## What the exercise asks
Reproduce each of the entries below line for line, without changing a character, and leave the pictures out.

## Dataset extract
══════════

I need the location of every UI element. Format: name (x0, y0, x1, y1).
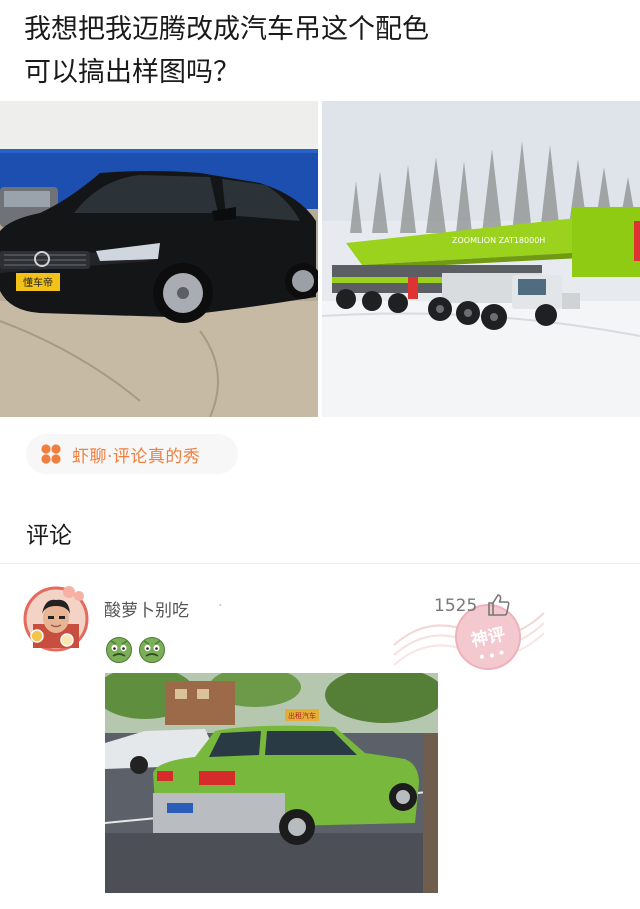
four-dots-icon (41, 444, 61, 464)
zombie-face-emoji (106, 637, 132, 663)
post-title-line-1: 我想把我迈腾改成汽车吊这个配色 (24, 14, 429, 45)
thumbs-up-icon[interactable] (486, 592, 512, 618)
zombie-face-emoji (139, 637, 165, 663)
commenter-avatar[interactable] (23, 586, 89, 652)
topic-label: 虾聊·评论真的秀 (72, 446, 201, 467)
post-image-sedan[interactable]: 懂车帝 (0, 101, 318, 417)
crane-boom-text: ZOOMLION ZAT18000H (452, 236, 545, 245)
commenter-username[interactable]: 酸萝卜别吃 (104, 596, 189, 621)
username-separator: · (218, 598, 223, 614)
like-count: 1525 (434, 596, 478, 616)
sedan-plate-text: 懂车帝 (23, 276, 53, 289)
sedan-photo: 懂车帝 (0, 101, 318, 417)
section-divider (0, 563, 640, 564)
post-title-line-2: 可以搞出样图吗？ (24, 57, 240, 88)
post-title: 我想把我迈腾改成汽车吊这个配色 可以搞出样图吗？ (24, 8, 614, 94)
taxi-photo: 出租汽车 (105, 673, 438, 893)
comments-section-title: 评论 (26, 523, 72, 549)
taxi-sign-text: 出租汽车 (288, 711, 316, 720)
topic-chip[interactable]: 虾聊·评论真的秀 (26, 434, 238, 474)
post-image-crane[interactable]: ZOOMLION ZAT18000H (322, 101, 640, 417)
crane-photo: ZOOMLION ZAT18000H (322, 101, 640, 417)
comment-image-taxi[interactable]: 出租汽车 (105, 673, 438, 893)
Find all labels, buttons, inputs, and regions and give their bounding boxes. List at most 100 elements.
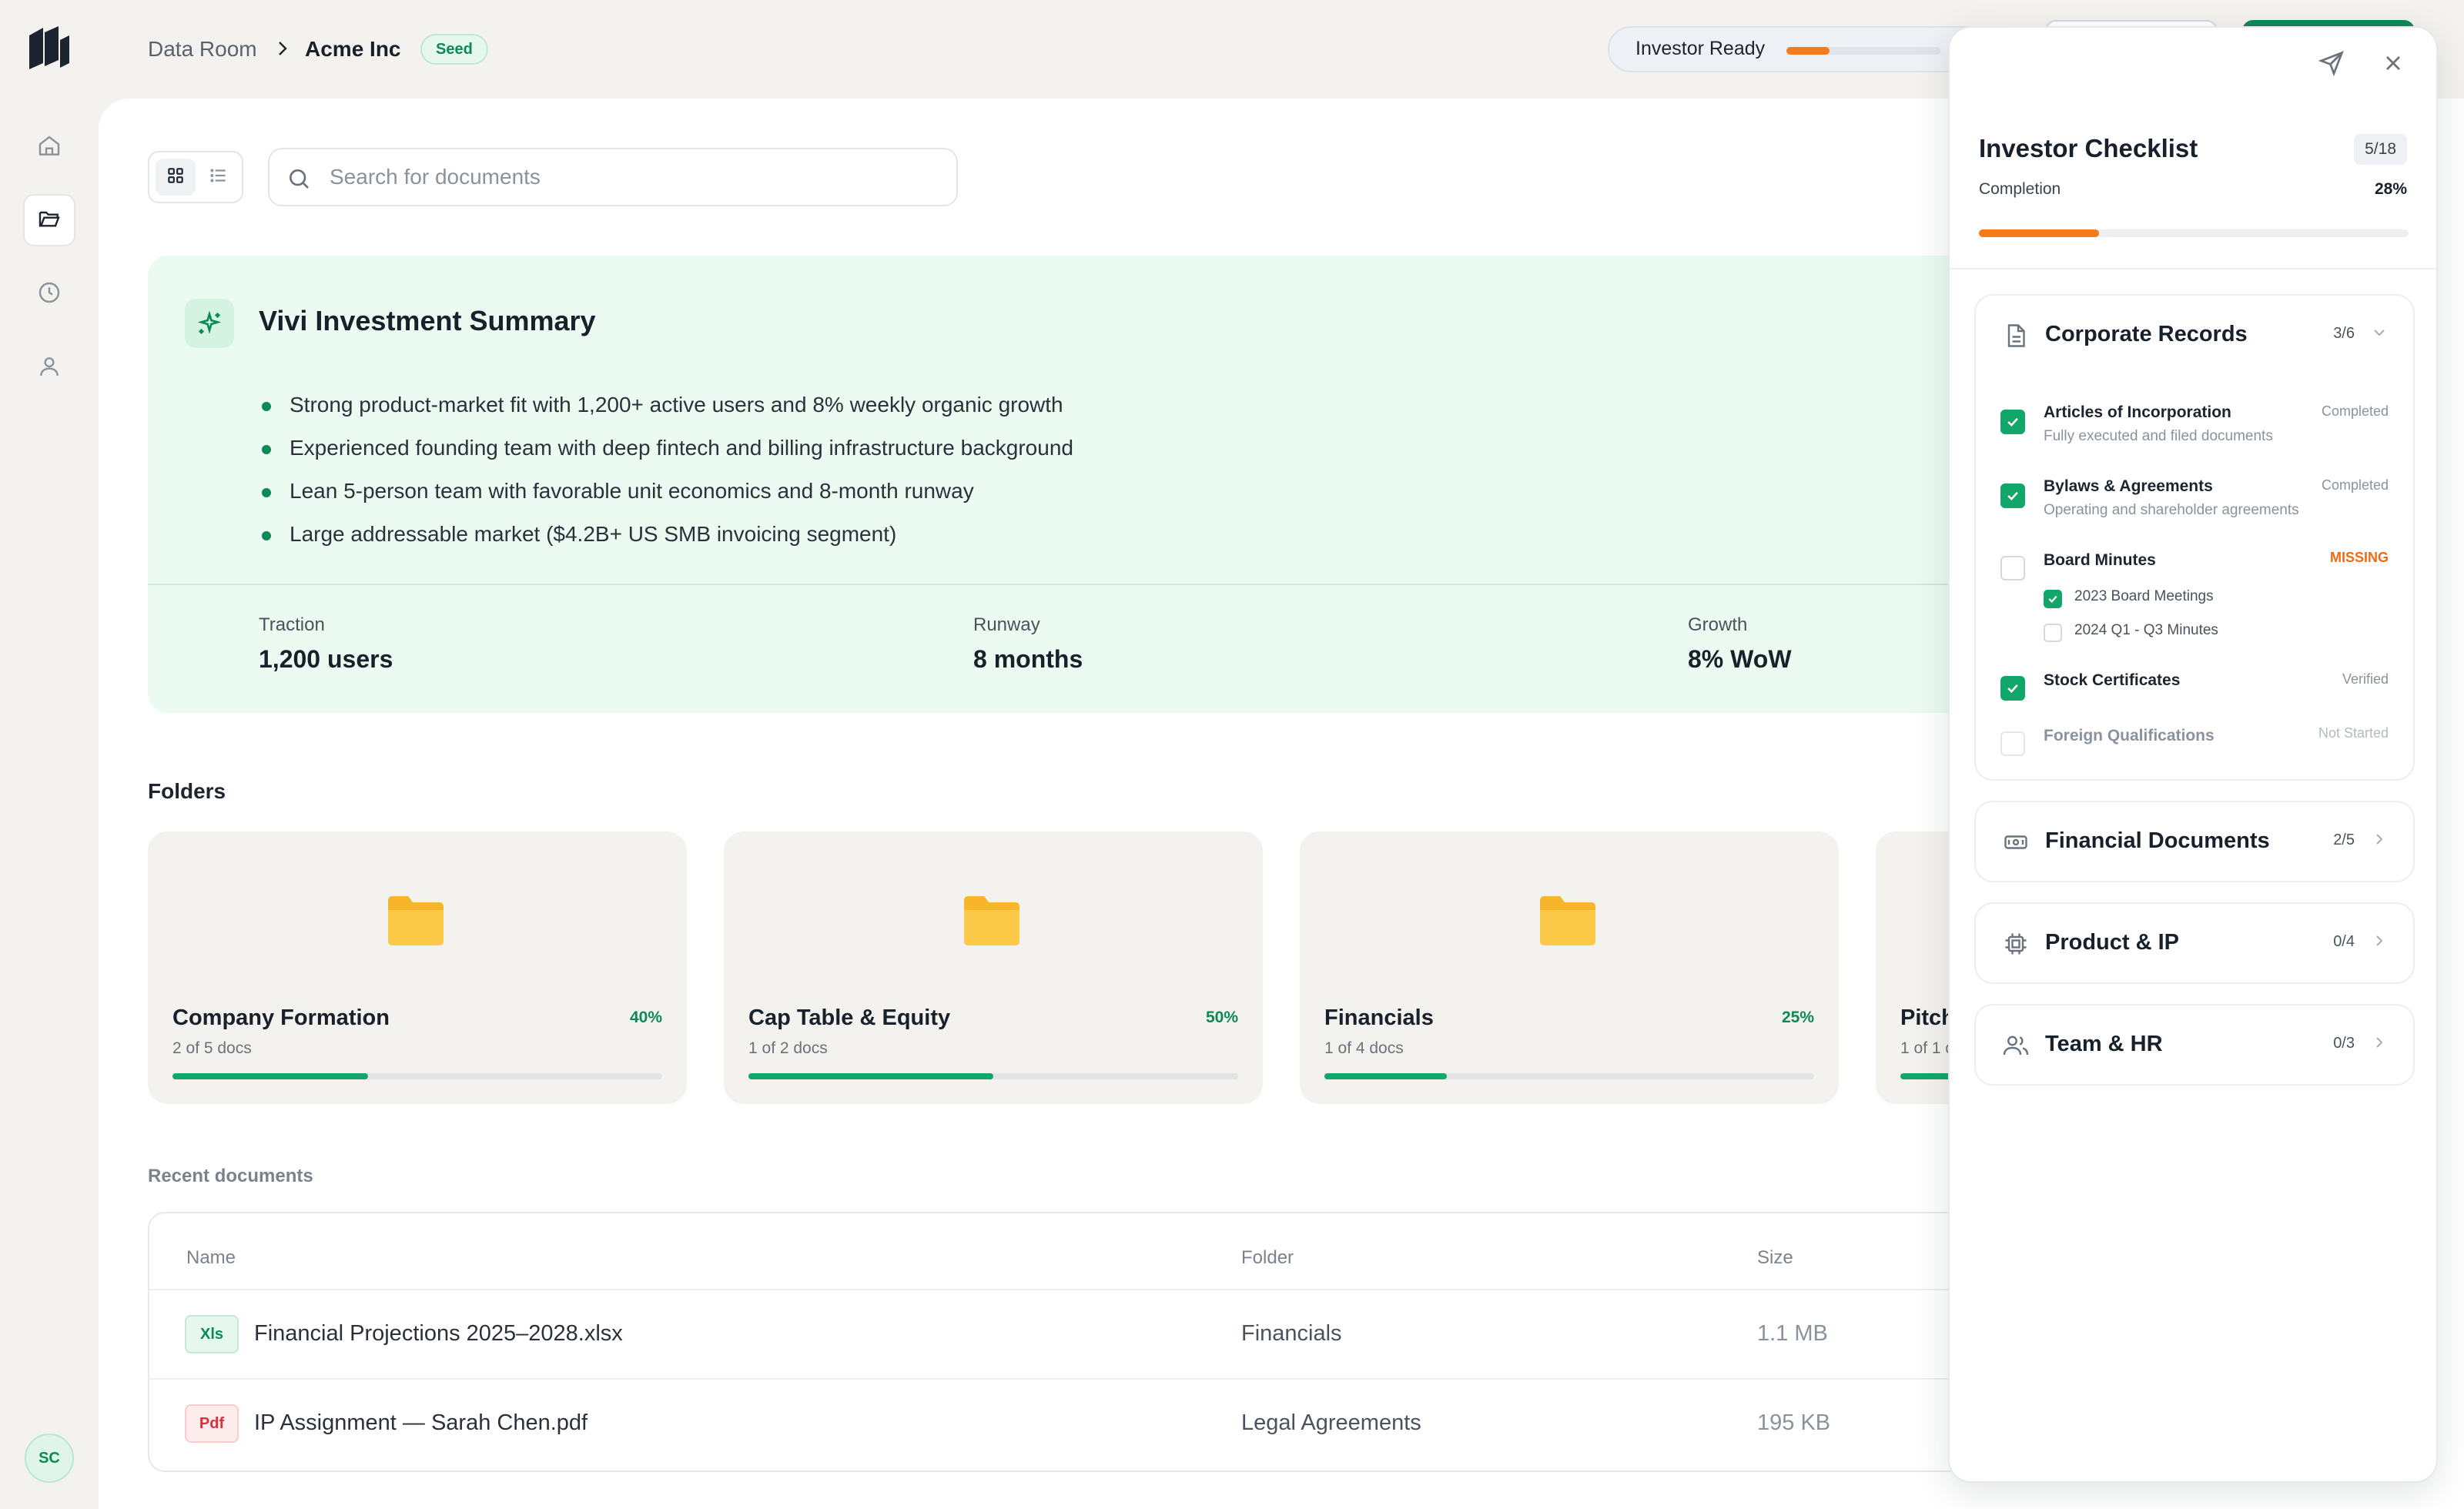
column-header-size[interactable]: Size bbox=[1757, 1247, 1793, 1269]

══════════

## Solution to the problem
I need the location of every UI element. Format: name (x0, y0, x1, y1).
four-dots-icon (41, 444, 61, 464)
zombie-face-emoji (106, 637, 132, 663)
post-title-line-1: 我想把我迈腾改成汽车吊这个配色 (24, 14, 429, 45)
thumbs-up-icon[interactable] (486, 592, 512, 618)
zombie-face-emoji (139, 637, 165, 663)
commenter-avatar[interactable] (23, 586, 89, 652)
topic-label: 虾聊·评论真的秀 (72, 446, 201, 467)
post-image-sedan[interactable]: 懂车帝 (0, 101, 318, 417)
crane-boom-text: ZOOMLION ZAT18000H (452, 236, 545, 245)
commenter-username[interactable]: 酸萝卜别吃 (104, 596, 189, 621)
username-separator: · (218, 598, 223, 614)
like-count: 1525 (434, 596, 478, 616)
sedan-plate-text: 懂车帝 (23, 276, 53, 289)
sedan-photo: 懂车帝 (0, 101, 318, 417)
section-divider (0, 563, 640, 564)
post-title-line-2: 可以搞出样图吗？ (24, 57, 240, 88)
post-title: 我想把我迈腾改成汽车吊这个配色 可以搞出样图吗？ (24, 8, 614, 94)
taxi-photo: 出租汽车 (105, 673, 438, 893)
comments-section-title: 评论 (26, 523, 72, 549)
taxi-sign-text: 出租汽车 (288, 711, 316, 720)
topic-chip[interactable]: 虾聊·评论真的秀 (26, 434, 238, 474)
post-image-crane[interactable]: ZOOMLION ZAT18000H (322, 101, 640, 417)
crane-photo: ZOOMLION ZAT18000H (322, 101, 640, 417)
comment-image-taxi[interactable]: 出租汽车 (105, 673, 438, 893)
Find all labels, buttons, inputs, and regions and give their bounding boxes. List at most 100 elements.
column-header-size[interactable]: Size bbox=[1757, 1247, 1793, 1269]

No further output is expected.